[Collected data]
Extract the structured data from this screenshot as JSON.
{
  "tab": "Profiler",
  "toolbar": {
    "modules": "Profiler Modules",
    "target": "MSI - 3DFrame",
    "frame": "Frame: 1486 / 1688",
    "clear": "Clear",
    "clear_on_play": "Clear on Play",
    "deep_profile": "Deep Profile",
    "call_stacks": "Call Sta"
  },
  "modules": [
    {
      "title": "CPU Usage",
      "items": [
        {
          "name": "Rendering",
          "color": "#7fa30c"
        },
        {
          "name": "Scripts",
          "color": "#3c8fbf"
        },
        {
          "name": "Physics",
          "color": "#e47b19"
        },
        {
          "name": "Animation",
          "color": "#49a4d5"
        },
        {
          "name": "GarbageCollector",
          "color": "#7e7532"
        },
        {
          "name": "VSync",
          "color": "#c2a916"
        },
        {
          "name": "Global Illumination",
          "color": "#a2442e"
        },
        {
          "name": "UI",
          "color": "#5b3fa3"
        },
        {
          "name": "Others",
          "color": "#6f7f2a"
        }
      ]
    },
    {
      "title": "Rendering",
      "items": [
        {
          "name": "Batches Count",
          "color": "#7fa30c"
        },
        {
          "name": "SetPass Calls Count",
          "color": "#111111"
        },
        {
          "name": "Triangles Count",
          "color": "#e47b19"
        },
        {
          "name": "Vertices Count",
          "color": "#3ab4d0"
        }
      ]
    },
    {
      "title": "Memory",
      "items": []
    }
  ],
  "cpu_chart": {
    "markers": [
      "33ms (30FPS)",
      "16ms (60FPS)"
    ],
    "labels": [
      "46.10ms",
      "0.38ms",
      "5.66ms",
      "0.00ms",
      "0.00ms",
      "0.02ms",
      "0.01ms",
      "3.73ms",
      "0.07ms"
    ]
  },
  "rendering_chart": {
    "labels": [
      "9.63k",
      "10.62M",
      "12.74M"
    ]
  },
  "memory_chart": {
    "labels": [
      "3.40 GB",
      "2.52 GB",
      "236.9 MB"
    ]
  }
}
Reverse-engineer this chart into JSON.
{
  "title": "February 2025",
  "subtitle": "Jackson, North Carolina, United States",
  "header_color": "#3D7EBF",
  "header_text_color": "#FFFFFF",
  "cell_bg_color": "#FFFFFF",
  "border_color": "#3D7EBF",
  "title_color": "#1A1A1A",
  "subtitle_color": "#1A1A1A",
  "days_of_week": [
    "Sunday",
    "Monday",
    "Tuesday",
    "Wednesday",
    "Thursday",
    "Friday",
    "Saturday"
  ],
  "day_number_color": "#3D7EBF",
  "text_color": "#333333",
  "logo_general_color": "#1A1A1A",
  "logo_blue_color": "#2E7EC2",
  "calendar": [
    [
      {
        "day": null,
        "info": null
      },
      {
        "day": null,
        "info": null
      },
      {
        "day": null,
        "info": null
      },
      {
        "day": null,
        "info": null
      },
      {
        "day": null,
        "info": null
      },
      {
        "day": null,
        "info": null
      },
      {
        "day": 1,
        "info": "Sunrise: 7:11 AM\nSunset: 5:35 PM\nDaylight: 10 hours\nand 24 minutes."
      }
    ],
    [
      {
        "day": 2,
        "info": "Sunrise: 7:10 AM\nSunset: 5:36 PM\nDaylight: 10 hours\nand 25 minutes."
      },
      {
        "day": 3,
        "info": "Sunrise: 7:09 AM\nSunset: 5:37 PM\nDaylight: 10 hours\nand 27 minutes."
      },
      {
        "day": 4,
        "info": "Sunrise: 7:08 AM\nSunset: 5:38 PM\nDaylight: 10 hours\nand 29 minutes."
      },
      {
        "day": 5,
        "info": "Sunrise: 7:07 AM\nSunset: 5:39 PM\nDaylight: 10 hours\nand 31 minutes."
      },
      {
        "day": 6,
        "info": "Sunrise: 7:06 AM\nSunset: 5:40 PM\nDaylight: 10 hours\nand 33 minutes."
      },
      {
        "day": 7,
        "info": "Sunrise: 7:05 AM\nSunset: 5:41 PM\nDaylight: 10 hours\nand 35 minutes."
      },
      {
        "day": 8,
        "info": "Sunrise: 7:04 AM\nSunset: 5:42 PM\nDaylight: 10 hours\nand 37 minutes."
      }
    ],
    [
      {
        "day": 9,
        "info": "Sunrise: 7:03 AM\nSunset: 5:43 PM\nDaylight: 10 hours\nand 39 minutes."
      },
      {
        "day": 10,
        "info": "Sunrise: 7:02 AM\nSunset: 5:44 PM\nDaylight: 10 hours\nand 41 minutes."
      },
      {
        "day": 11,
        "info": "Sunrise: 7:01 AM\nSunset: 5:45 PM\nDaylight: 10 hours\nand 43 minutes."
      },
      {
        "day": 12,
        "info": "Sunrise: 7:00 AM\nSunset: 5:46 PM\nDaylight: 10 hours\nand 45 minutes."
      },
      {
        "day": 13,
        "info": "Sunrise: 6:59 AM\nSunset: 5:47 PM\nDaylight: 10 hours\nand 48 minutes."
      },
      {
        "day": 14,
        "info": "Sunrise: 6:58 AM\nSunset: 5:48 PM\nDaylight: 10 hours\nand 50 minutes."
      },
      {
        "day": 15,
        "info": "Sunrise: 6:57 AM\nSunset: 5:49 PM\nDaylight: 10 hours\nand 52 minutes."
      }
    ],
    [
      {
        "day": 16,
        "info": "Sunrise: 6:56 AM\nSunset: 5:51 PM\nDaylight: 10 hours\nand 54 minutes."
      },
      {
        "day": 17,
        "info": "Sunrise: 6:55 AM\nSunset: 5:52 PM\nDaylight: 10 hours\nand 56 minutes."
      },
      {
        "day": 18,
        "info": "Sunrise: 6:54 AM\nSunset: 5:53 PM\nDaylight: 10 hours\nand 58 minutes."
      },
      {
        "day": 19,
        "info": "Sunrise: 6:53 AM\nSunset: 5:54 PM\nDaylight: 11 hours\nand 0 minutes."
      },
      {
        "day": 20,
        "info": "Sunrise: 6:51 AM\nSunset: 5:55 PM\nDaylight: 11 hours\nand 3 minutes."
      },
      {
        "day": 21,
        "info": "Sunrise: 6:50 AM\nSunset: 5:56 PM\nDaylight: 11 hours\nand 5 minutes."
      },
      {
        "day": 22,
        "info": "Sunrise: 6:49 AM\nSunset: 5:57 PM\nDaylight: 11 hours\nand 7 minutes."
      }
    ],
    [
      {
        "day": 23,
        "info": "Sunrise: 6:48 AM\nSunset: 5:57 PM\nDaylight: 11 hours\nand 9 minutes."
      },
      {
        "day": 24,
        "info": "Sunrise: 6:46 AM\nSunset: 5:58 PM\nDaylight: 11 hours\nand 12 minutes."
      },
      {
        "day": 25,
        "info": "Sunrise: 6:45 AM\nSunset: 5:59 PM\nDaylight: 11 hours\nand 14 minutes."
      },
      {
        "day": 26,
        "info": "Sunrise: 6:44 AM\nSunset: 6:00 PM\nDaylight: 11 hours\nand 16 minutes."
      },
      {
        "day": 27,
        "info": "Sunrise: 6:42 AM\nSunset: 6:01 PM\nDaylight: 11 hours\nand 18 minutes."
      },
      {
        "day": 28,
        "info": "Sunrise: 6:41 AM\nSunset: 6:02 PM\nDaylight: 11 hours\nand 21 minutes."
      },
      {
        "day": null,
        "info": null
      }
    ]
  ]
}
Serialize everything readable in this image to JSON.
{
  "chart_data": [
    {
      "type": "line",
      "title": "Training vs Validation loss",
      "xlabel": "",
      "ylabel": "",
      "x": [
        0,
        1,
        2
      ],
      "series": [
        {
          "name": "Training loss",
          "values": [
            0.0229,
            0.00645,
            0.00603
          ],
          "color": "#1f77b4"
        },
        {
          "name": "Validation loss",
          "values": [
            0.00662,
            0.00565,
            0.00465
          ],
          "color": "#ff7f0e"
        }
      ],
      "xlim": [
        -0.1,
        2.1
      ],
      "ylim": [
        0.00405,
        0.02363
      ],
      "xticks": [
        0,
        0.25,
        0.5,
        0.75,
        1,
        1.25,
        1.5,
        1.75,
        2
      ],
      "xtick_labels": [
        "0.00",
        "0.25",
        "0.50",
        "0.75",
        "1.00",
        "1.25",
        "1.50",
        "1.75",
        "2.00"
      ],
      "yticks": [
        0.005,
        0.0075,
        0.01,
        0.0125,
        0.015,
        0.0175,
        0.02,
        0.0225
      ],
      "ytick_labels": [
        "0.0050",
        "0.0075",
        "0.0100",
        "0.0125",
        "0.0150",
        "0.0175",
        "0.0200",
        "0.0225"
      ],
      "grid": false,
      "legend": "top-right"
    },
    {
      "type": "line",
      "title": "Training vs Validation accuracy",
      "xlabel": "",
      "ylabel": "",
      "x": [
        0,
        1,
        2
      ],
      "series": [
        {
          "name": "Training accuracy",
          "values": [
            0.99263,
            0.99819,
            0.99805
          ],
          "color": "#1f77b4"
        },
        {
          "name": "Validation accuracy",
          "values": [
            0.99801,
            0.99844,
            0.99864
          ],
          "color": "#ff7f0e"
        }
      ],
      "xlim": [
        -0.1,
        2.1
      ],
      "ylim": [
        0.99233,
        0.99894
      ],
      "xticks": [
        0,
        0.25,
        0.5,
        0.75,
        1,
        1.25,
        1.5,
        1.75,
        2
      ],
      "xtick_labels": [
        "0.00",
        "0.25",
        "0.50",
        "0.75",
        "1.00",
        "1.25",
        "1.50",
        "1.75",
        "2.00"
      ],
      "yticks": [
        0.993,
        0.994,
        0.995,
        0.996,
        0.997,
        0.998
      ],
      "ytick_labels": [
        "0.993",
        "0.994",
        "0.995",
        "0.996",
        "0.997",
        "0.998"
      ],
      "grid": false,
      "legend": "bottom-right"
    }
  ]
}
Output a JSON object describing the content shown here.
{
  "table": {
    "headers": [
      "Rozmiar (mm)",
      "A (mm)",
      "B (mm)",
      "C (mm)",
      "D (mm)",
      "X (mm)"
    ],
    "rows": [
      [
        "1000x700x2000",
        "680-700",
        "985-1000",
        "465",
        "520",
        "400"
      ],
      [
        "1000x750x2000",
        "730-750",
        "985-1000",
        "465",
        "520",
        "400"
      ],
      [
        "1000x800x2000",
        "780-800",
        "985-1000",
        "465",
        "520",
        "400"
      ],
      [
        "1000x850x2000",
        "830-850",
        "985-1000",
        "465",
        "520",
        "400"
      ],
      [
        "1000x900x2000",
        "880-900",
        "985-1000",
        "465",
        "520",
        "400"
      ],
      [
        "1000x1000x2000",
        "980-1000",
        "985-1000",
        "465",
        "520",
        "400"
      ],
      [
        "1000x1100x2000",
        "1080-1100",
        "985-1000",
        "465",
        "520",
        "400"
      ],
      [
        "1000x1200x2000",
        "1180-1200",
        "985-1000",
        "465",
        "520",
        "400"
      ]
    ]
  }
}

WHAT YOU SHOULD DO:
Each line from the one containing "Output a JSON" to the end of the listing above should be copied exactly, and nothing else.

SOLUTION TO THIS EXERCISE:
Output a JSON object describing the content shown here.
{
  "table": {
    "headers": [
      "Rozmiar (mm)",
      "A (mm)",
      "B (mm)",
      "C (mm)",
      "D (mm)",
      "X (mm)"
    ],
    "rows": [
      [
        "1000x700x2000",
        "680-700",
        "985-1000",
        "465",
        "520",
        "400"
      ],
      [
        "1000x750x2000",
        "730-750",
        "985-1000",
        "465",
        "520",
        "400"
      ],
      [
        "1000x800x2000",
        "780-800",
        "985-1000",
        "465",
        "520",
        "400"
      ],
      [
        "1000x850x2000",
        "830-850",
        "985-1000",
        "465",
        "520",
        "400"
      ],
      [
        "1000x900x2000",
        "880-900",
        "985-1000",
        "465",
        "520",
        "400"
      ],
      [
        "1000x1000x2000",
        "980-1000",
        "985-1000",
        "465",
        "520",
        "400"
      ],
      [
        "1000x1100x2000",
        "1080-1100",
        "985-1000",
        "465",
        "520",
        "400"
      ],
      [
        "1000x1200x2000",
        "1180-1200",
        "985-1000",
        "465",
        "520",
        "400"
      ]
    ]
  }
}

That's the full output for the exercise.